» REQUIREMENT:
Copy every line of the records below that holds the word "qualité".

(Part of a data file)
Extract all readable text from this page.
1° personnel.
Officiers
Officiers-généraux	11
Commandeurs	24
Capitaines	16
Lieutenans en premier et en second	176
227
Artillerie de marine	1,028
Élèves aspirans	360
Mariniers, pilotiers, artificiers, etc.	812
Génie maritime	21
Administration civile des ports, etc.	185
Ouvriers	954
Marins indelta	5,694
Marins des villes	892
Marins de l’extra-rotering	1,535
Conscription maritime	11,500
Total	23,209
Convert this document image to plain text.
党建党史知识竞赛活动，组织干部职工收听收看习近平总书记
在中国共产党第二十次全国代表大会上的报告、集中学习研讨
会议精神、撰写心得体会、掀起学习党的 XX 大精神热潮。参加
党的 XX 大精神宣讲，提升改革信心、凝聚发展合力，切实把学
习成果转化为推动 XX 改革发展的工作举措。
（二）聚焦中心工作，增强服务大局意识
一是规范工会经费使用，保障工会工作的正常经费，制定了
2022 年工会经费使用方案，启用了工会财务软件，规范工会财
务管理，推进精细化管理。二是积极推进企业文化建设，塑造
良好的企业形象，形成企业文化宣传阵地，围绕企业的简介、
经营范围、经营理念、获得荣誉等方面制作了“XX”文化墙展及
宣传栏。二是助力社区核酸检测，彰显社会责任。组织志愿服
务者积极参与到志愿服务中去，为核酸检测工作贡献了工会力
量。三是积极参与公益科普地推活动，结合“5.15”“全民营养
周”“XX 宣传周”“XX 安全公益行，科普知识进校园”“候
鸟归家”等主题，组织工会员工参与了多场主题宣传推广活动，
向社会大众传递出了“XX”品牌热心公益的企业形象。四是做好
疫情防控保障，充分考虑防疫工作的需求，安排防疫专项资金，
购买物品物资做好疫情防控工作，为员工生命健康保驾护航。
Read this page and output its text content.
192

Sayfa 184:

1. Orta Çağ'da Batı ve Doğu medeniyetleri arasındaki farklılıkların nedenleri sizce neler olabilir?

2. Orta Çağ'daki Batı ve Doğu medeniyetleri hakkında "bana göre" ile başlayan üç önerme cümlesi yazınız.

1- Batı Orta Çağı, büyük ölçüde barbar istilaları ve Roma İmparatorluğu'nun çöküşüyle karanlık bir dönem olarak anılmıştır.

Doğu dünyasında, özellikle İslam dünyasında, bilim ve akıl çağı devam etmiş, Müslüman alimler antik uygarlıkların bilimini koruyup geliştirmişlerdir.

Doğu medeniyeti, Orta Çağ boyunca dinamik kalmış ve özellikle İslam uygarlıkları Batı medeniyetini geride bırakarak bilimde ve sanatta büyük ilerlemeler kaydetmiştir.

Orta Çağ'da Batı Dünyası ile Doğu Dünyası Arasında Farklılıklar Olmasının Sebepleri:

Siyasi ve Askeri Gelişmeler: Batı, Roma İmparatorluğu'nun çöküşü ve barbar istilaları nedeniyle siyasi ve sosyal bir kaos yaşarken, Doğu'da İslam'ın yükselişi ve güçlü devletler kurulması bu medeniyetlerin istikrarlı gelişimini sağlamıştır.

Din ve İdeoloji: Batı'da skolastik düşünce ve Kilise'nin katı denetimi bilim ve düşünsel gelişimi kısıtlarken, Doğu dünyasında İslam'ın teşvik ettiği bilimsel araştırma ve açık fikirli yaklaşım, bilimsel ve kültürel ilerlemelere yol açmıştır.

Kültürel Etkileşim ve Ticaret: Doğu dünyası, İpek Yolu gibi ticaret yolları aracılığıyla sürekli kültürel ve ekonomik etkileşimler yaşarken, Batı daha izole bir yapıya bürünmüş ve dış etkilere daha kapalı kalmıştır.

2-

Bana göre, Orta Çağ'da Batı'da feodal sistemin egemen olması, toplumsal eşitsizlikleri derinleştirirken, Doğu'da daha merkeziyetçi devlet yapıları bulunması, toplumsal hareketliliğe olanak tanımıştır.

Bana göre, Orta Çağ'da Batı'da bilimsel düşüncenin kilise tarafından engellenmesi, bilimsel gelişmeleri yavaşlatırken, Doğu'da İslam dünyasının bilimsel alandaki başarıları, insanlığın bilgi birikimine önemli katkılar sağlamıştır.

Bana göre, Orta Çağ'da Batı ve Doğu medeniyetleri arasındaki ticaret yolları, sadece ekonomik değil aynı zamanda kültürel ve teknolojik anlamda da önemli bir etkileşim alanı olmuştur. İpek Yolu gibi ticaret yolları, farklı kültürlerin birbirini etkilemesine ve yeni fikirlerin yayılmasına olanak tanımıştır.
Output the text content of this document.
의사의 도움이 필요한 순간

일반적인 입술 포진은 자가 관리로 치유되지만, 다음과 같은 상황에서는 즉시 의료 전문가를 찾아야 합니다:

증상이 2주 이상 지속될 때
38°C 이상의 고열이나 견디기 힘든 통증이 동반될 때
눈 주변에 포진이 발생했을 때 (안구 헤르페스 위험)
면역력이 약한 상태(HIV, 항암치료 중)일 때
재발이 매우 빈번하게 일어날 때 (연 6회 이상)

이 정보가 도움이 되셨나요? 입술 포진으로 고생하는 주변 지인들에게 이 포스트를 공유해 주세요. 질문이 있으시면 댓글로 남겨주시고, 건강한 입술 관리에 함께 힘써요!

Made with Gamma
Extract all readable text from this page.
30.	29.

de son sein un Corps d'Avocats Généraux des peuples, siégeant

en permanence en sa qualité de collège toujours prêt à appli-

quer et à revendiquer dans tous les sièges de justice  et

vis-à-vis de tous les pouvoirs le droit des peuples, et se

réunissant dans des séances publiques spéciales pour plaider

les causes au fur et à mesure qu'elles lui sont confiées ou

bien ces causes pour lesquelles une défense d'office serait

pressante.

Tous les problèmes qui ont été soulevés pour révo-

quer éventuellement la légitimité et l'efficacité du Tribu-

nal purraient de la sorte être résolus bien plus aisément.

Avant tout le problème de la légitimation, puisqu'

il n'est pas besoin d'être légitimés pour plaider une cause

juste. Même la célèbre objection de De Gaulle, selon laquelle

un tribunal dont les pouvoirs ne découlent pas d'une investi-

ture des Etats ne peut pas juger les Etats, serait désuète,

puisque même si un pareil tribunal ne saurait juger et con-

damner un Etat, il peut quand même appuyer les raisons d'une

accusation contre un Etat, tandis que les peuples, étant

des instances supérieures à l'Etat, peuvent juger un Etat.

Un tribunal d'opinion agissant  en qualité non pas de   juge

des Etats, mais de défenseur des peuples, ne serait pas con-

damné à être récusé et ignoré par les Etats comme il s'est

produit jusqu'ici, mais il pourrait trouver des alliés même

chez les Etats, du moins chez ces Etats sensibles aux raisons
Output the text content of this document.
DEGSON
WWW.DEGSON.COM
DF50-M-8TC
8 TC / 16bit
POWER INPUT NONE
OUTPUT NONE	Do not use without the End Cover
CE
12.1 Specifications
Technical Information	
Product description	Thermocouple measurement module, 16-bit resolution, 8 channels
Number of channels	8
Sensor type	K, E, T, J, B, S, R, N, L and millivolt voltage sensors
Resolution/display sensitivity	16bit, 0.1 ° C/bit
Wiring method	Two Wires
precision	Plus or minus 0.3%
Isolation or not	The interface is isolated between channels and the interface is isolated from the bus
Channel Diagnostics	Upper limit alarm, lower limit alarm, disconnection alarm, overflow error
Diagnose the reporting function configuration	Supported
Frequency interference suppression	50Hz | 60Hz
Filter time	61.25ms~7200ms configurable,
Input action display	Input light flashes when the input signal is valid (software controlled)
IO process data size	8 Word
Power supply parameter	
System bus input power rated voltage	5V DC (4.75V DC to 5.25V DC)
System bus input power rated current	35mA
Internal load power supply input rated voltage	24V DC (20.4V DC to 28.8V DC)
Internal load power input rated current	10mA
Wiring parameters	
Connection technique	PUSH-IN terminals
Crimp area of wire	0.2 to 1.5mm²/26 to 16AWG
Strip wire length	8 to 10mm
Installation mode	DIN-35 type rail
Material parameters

» OUTPUT BELOW:
en permanence en sa qualité de collège toujours prêt à appli-
Un tribunal d'opinion agissant  en qualité non pas de   juge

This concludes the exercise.